# [SET PROBLEM]
Type out every line below exactly as it reads.

# [MATERIAL SHOWN]
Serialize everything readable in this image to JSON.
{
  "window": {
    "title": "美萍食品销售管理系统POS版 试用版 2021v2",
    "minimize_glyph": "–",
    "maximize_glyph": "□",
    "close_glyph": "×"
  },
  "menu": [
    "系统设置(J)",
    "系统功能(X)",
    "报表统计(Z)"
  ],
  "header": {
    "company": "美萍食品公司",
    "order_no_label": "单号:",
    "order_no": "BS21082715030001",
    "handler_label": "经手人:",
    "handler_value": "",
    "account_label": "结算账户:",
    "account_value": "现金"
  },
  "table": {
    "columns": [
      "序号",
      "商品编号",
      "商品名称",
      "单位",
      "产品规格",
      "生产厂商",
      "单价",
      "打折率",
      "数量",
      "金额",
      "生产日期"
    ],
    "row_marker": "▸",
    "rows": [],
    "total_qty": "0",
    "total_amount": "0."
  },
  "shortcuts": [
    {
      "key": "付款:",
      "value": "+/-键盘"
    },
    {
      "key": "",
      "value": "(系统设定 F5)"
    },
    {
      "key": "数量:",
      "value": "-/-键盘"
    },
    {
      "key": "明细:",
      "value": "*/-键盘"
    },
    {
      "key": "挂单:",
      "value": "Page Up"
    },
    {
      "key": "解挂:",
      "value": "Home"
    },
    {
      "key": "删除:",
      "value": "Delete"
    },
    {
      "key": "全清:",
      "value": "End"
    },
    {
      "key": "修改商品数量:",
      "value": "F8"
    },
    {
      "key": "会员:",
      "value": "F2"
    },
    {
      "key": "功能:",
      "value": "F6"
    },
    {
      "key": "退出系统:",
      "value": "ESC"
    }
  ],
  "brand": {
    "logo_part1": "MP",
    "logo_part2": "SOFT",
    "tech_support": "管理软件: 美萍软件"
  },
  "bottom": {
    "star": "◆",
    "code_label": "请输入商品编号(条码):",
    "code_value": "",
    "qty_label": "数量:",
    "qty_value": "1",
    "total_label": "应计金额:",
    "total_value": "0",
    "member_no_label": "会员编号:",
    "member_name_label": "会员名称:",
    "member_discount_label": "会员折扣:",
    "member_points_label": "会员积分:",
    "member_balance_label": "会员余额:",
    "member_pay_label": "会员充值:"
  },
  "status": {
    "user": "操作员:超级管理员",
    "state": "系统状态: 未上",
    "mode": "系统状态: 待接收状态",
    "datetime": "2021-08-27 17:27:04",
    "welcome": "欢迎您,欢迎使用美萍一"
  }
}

# [THE RESULT]
Serialize everything readable in this image to JSON.
{
  "window": {
    "title": "美萍食品销售管理系统POS版 试用版 2021v2",
    "minimize_glyph": "–",
    "maximize_glyph": "□",
    "close_glyph": "×"
  },
  "menu": [
    "系统设置(J)",
    "系统功能(X)",
    "报表统计(Z)"
  ],
  "header": {
    "company": "美萍食品公司",
    "order_no_label": "单号:",
    "order_no": "BS21082715030001",
    "handler_label": "经手人:",
    "handler_value": "",
    "account_label": "结算账户:",
    "account_value": "现金"
  },
  "table": {
    "columns": [
      "序号",
      "商品编号",
      "商品名称",
      "单位",
      "产品规格",
      "生产厂商",
      "单价",
      "打折率",
      "数量",
      "金额",
      "生产日期"
    ],
    "row_marker": "▸",
    "rows": [],
    "total_qty": "0",
    "total_amount": "0."
  },
  "shortcuts": [
    {
      "key": "付款:",
      "value": "+/-键盘"
    },
    {
      "key": "",
      "value": "(系统设定 F5)"
    },
    {
      "key": "数量:",
      "value": "-/-键盘"
    },
    {
      "key": "明细:",
      "value": "*/-键盘"
    },
    {
      "key": "挂单:",
      "value": "Page Up"
    },
    {
      "key": "解挂:",
      "value": "Home"
    },
    {
      "key": "删除:",
      "value": "Delete"
    },
    {
      "key": "全清:",
      "value": "End"
    },
    {
      "key": "修改商品数量:",
      "value": "F8"
    },
    {
      "key": "会员:",
      "value": "F2"
    },
    {
      "key": "功能:",
      "value": "F6"
    },
    {
      "key": "退出系统:",
      "value": "ESC"
    }
  ],
  "brand": {
    "logo_part1": "MP",
    "logo_part2": "SOFT",
    "tech_support": "管理软件: 美萍软件"
  },
  "bottom": {
    "star": "◆",
    "code_label": "请输入商品编号(条码):",
    "code_value": "",
    "qty_label": "数量:",
    "qty_value": "1",
    "total_label": "应计金额:",
    "total_value": "0",
    "member_no_label": "会员编号:",
    "member_name_label": "会员名称:",
    "member_discount_label": "会员折扣:",
    "member_points_label": "会员积分:",
    "member_balance_label": "会员余额:",
    "member_pay_label": "会员充值:"
  },
  "status": {
    "user": "操作员:超级管理员",
    "state": "系统状态: 未上",
    "mode": "系统状态: 待接收状态",
    "datetime": "2021-08-27 17:27:04",
    "welcome": "欢迎您,欢迎使用美萍一"
  }
}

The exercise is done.